#### WORK TO BE COMPLETED:
Return all the data, word for word.

------------------------------

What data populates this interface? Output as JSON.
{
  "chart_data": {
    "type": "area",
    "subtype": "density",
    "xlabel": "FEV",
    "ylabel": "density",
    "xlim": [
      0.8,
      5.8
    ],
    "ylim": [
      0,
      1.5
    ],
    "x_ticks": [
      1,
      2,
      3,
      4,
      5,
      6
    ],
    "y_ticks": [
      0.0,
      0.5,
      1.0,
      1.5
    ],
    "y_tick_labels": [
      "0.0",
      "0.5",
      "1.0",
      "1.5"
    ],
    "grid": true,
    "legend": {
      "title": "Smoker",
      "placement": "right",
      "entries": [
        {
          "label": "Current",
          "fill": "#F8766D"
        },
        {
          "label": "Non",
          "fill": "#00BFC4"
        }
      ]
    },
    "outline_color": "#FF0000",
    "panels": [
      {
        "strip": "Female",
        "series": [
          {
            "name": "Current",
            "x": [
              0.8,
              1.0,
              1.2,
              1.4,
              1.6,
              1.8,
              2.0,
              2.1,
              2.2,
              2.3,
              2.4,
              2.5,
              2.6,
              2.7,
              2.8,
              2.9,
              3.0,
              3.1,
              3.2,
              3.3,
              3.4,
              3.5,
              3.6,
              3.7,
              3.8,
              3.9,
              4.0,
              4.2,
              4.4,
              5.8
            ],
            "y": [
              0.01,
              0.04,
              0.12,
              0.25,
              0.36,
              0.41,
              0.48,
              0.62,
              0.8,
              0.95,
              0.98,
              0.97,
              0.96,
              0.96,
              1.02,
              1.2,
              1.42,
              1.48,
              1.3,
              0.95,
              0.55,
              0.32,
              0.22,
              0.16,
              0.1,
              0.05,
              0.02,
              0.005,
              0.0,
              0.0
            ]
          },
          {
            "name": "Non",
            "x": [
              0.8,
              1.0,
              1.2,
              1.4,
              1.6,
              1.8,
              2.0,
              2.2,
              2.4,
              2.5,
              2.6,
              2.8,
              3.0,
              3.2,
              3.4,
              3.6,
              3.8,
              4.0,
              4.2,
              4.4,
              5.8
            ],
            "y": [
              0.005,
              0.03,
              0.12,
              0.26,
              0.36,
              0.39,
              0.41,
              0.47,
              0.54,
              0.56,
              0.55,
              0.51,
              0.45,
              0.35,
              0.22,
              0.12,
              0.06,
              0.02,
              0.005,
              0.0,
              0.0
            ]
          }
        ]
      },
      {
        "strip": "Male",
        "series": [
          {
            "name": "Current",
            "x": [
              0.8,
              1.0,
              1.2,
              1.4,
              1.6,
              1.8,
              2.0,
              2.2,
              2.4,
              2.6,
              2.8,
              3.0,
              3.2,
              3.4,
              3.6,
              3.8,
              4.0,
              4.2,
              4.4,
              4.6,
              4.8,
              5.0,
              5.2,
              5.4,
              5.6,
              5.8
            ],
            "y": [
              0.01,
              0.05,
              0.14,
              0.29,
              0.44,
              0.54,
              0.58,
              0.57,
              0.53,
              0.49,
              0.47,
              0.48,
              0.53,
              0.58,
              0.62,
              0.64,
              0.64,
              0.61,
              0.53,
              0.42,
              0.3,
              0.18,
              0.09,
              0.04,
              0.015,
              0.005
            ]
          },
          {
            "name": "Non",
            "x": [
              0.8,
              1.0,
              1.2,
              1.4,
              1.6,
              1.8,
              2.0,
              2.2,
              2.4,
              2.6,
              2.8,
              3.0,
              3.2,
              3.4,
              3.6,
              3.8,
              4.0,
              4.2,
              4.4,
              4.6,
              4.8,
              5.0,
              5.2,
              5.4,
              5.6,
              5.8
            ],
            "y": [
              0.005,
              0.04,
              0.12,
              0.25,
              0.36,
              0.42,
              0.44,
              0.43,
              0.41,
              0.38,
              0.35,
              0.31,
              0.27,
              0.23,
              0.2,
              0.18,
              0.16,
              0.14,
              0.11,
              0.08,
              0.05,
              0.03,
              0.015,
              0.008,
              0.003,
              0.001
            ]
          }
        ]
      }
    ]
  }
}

------------------------------

#### EXERCISE SOLUTION:
What data populates this interface? Output as JSON.
{
  "chart_data": {
    "type": "area",
    "subtype": "density",
    "xlabel": "FEV",
    "ylabel": "density",
    "xlim": [
      0.8,
      5.8
    ],
    "ylim": [
      0,
      1.5
    ],
    "x_ticks": [
      1,
      2,
      3,
      4,
      5,
      6
    ],
    "y_ticks": [
      0.0,
      0.5,
      1.0,
      1.5
    ],
    "y_tick_labels": [
      "0.0",
      "0.5",
      "1.0",
      "1.5"
    ],
    "grid": true,
    "legend": {
      "title": "Smoker",
      "placement": "right",
      "entries": [
        {
          "label": "Current",
          "fill": "#F8766D"
        },
        {
          "label": "Non",
          "fill": "#00BFC4"
        }
      ]
    },
    "outline_color": "#FF0000",
    "panels": [
      {
        "strip": "Female",
        "series": [
          {
            "name": "Current",
            "x": [
              0.8,
              1.0,
              1.2,
              1.4,
              1.6,
              1.8,
              2.0,
              2.1,
              2.2,
              2.3,
              2.4,
              2.5,
              2.6,
              2.7,
              2.8,
              2.9,
              3.0,
              3.1,
              3.2,
              3.3,
              3.4,
              3.5,
              3.6,
              3.7,
              3.8,
              3.9,
              4.0,
              4.2,
              4.4,
              5.8
            ],
            "y": [
              0.01,
              0.04,
              0.12,
              0.25,
              0.36,
              0.41,
              0.48,
              0.62,
              0.8,
              0.95,
              0.98,
              0.97,
              0.96,
              0.96,
              1.02,
              1.2,
              1.42,
              1.48,
              1.3,
              0.95,
              0.55,
              0.32,
              0.22,
              0.16,
              0.1,
              0.05,
              0.02,
              0.005,
              0.0,
              0.0
            ]
          },
          {
            "name": "Non",
            "x": [
              0.8,
              1.0,
              1.2,
              1.4,
              1.6,
              1.8,
              2.0,
              2.2,
              2.4,
              2.5,
              2.6,
              2.8,
              3.0,
              3.2,
              3.4,
              3.6,
              3.8,
              4.0,
              4.2,
              4.4,
              5.8
            ],
            "y": [
              0.005,
              0.03,
              0.12,
              0.26,
              0.36,
              0.39,
              0.41,
              0.47,
              0.54,
              0.56,
              0.55,
              0.51,
              0.45,
              0.35,
              0.22,
              0.12,
              0.06,
              0.02,
              0.005,
              0.0,
              0.0
            ]
          }
        ]
      },
      {
        "strip": "Male",
        "series": [
          {
            "name": "Current",
            "x": [
              0.8,
              1.0,
              1.2,
              1.4,
              1.6,
              1.8,
              2.0,
              2.2,
              2.4,
              2.6,
              2.8,
              3.0,
              3.2,
              3.4,
              3.6,
              3.8,
              4.0,
              4.2,
              4.4,
              4.6,
              4.8,
              5.0,
              5.2,
              5.4,
              5.6,
              5.8
            ],
            "y": [
              0.01,
              0.05,
              0.14,
              0.29,
              0.44,
              0.54,
              0.58,
              0.57,
              0.53,
              0.49,
              0.47,
              0.48,
              0.53,
              0.58,
              0.62,
              0.64,
              0.64,
              0.61,
              0.53,
              0.42,
              0.3,
              0.18,
              0.09,
              0.04,
              0.015,
              0.005
            ]
          },
          {
            "name": "Non",
            "x": [
              0.8,
              1.0,
              1.2,
              1.4,
              1.6,
              1.8,
              2.0,
              2.2,
              2.4,
              2.6,
              2.8,
              3.0,
              3.2,
              3.4,
              3.6,
              3.8,
              4.0,
              4.2,
              4.4,
              4.6,
              4.8,
              5.0,
              5.2,
              5.4,
              5.6,
              5.8
            ],
            "y": [
              0.005,
              0.04,
              0.12,
              0.25,
              0.36,
              0.42,
              0.44,
              0.43,
              0.41,
              0.38,
              0.35,
              0.31,
              0.27,
              0.23,
              0.2,
              0.18,
              0.16,
              0.14,
              0.11,
              0.08,
              0.05,
              0.03,
              0.015,
              0.008,
              0.003,
              0.001
            ]
          }
        ]
      }
    ]
  }
}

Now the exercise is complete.